*What you will do*: Return the data exactly, with all pictures removed.

*Data supplied*:
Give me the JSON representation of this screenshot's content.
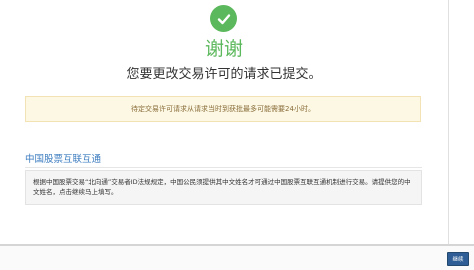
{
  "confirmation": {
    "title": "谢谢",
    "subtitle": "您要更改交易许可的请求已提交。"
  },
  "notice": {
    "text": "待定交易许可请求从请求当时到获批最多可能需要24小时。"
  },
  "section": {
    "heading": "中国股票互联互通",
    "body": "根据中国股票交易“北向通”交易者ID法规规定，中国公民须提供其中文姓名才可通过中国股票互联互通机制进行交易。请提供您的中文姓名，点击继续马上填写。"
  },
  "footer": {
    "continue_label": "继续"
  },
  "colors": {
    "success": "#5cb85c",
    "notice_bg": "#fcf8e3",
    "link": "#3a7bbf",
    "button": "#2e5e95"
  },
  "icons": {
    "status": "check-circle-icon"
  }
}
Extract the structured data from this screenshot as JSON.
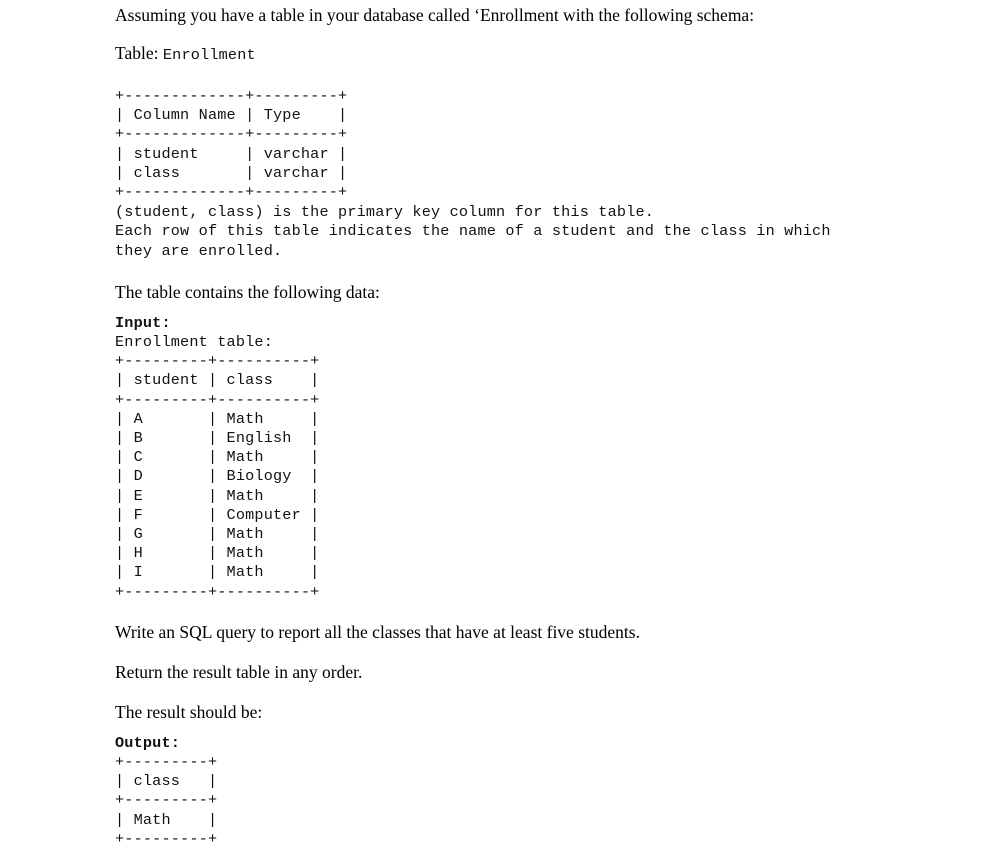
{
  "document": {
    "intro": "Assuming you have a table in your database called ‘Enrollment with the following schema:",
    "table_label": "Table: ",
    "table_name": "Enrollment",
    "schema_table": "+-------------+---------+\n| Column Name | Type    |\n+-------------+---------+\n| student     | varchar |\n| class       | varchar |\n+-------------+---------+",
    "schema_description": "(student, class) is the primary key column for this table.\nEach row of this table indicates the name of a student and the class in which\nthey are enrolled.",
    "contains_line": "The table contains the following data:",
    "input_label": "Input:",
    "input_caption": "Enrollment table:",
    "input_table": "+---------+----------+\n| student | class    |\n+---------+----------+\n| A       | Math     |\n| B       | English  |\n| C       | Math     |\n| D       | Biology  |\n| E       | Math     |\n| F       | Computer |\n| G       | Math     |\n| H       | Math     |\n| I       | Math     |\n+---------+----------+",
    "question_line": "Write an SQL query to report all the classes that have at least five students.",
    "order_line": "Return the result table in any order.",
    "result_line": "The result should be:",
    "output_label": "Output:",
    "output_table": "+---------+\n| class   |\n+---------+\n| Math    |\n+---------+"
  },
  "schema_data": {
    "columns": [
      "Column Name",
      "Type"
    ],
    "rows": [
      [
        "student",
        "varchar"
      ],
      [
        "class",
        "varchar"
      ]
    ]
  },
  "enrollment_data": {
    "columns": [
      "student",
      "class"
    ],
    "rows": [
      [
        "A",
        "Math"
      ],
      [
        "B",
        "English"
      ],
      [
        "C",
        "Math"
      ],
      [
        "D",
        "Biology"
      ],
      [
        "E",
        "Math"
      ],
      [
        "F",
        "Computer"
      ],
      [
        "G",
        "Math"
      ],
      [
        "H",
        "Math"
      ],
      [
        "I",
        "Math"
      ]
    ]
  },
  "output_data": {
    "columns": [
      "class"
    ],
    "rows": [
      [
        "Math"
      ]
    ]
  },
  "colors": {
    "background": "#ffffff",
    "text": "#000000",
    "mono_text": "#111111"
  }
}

*Completed task*:
Give me the JSON representation of this screenshot's content.
{
  "confirmation": {
    "title": "谢谢",
    "subtitle": "您要更改交易许可的请求已提交。"
  },
  "notice": {
    "text": "待定交易许可请求从请求当时到获批最多可能需要24小时。"
  },
  "section": {
    "heading": "中国股票互联互通",
    "body": "根据中国股票交易“北向通”交易者ID法规规定，中国公民须提供其中文姓名才可通过中国股票互联互通机制进行交易。请提供您的中文姓名，点击继续马上填写。"
  },
  "footer": {
    "continue_label": "继续"
  },
  "colors": {
    "success": "#5cb85c",
    "notice_bg": "#fcf8e3",
    "link": "#3a7bbf",
    "button": "#2e5e95"
  },
  "icons": {
    "status": "check-circle-icon"
  }
}
Extract the structured data from this screenshot as JSON.
{
  "document": {
    "intro": "Assuming you have a table in your database called ‘Enrollment with the following schema:",
    "table_label": "Table: ",
    "table_name": "Enrollment",
    "schema_table": "+-------------+---------+\n| Column Name | Type    |\n+-------------+---------+\n| student     | varchar |\n| class       | varchar |\n+-------------+---------+",
    "schema_description": "(student, class) is the primary key column for this table.\nEach row of this table indicates the name of a student and the class in which\nthey are enrolled.",
    "contains_line": "The table contains the following data:",
    "input_label": "Input:",
    "input_caption": "Enrollment table:",
    "input_table": "+---------+----------+\n| student | class    |\n+---------+----------+\n| A       | Math     |\n| B       | English  |\n| C       | Math     |\n| D       | Biology  |\n| E       | Math     |\n| F       | Computer |\n| G       | Math     |\n| H       | Math     |\n| I       | Math     |\n+---------+----------+",
    "question_line": "Write an SQL query to report all the classes that have at least five students.",
    "order_line": "Return the result table in any order.",
    "result_line": "The result should be:",
    "output_label": "Output:",
    "output_table": "+---------+\n| class   |\n+---------+\n| Math    |\n+---------+"
  },
  "schema_data": {
    "columns": [
      "Column Name",
      "Type"
    ],
    "rows": [
      [
        "student",
        "varchar"
      ],
      [
        "class",
        "varchar"
      ]
    ]
  },
  "enrollment_data": {
    "columns": [
      "student",
      "class"
    ],
    "rows": [
      [
        "A",
        "Math"
      ],
      [
        "B",
        "English"
      ],
      [
        "C",
        "Math"
      ],
      [
        "D",
        "Biology"
      ],
      [
        "E",
        "Math"
      ],
      [
        "F",
        "Computer"
      ],
      [
        "G",
        "Math"
      ],
      [
        "H",
        "Math"
      ],
      [
        "I",
        "Math"
      ]
    ]
  },
  "output_data": {
    "columns": [
      "class"
    ],
    "rows": [
      [
        "Math"
      ]
    ]
  },
  "colors": {
    "background": "#ffffff",
    "text": "#000000",
    "mono_text": "#111111"
  }
}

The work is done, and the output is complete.